• [SUPPLIED INFORMATION]
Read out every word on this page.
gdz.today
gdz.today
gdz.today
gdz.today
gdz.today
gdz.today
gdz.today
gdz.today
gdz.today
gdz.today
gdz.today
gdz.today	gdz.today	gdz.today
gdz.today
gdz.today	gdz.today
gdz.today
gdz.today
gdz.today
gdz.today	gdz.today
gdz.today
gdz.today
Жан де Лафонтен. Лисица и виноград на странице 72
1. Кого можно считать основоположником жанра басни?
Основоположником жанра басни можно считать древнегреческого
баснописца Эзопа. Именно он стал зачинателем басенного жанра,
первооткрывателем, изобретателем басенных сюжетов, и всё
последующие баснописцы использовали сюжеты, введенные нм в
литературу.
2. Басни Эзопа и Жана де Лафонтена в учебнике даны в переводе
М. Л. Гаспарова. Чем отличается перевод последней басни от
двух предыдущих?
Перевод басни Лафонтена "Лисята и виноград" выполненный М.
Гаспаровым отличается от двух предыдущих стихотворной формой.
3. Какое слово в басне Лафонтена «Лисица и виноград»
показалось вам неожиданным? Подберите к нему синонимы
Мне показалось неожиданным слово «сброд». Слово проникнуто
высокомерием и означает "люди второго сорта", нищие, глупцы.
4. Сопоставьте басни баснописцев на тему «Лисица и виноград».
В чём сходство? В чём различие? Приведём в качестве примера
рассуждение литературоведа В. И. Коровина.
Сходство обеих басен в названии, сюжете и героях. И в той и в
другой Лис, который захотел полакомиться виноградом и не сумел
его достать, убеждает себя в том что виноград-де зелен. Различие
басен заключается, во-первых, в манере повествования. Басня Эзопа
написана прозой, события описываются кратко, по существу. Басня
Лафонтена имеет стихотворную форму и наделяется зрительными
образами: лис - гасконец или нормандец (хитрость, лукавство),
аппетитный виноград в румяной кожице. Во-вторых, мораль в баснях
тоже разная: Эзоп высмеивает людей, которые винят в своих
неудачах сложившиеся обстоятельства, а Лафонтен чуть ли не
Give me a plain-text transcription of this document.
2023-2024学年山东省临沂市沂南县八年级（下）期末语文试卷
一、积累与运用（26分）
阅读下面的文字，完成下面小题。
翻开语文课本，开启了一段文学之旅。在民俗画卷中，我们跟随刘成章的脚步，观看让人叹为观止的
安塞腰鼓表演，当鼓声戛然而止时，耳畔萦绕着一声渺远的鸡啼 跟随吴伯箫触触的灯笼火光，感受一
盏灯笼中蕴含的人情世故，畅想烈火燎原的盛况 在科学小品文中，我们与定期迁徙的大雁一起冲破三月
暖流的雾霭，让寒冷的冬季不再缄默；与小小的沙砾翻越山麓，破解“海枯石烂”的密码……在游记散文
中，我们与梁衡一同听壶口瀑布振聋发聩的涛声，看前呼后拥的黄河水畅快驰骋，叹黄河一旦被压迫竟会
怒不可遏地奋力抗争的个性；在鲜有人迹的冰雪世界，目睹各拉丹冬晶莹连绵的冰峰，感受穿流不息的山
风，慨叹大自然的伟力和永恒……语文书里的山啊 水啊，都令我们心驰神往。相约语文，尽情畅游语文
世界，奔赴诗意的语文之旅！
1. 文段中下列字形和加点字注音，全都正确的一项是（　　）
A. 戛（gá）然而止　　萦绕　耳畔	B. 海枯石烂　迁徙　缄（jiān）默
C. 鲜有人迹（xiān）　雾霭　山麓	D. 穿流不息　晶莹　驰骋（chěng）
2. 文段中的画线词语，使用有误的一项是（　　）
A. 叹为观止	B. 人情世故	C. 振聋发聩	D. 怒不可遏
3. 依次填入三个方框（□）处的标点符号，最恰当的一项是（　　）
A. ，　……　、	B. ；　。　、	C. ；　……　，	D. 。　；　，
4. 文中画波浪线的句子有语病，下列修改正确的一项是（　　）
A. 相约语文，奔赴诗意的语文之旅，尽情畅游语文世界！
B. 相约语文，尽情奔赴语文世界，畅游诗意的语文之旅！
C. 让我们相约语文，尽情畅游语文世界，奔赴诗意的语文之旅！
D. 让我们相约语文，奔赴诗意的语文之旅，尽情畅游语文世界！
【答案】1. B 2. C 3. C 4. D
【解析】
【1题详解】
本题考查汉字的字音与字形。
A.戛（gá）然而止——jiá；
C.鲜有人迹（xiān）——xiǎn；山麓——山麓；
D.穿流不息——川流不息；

• [WHAT YOU WILL DO] Retype only the lines running from the line with "Give me a plain-text" to the end of the listing, including both of those lines.

• [ANSWER TO THIS PROBLEM]
Give me a plain-text transcription of this document.
2023-2024学年山东省临沂市沂南县八年级（下）期末语文试卷
一、积累与运用（26分）
阅读下面的文字，完成下面小题。
翻开语文课本，开启了一段文学之旅。在民俗画卷中，我们跟随刘成章的脚步，观看让人叹为观止的
安塞腰鼓表演，当鼓声戛然而止时，耳畔萦绕着一声渺远的鸡啼 跟随吴伯箫触触的灯笼火光，感受一
盏灯笼中蕴含的人情世故，畅想烈火燎原的盛况 在科学小品文中，我们与定期迁徙的大雁一起冲破三月
暖流的雾霭，让寒冷的冬季不再缄默；与小小的沙砾翻越山麓，破解“海枯石烂”的密码……在游记散文
中，我们与梁衡一同听壶口瀑布振聋发聩的涛声，看前呼后拥的黄河水畅快驰骋，叹黄河一旦被压迫竟会
怒不可遏地奋力抗争的个性；在鲜有人迹的冰雪世界，目睹各拉丹冬晶莹连绵的冰峰，感受穿流不息的山
风，慨叹大自然的伟力和永恒……语文书里的山啊 水啊，都令我们心驰神往。相约语文，尽情畅游语文
世界，奔赴诗意的语文之旅！
1. 文段中下列字形和加点字注音，全都正确的一项是（　　）
A. 戛（gá）然而止　　萦绕　耳畔	B. 海枯石烂　迁徙　缄（jiān）默
C. 鲜有人迹（xiān）　雾霭　山麓	D. 穿流不息　晶莹　驰骋（chěng）
2. 文段中的画线词语，使用有误的一项是（　　）
A. 叹为观止	B. 人情世故	C. 振聋发聩	D. 怒不可遏
3. 依次填入三个方框（□）处的标点符号，最恰当的一项是（　　）
A. ，　……　、	B. ；　。　、	C. ；　……　，	D. 。　；　，
4. 文中画波浪线的句子有语病，下列修改正确的一项是（　　）
A. 相约语文，奔赴诗意的语文之旅，尽情畅游语文世界！
B. 相约语文，尽情奔赴语文世界，畅游诗意的语文之旅！
C. 让我们相约语文，尽情畅游语文世界，奔赴诗意的语文之旅！
D. 让我们相约语文，奔赴诗意的语文之旅，尽情畅游语文世界！
【答案】1. B 2. C 3. C 4. D
【解析】
【1题详解】
本题考查汉字的字音与字形。
A.戛（gá）然而止——jiá；
C.鲜有人迹（xiān）——xiǎn；山麓——山麓；
D.穿流不息——川流不息；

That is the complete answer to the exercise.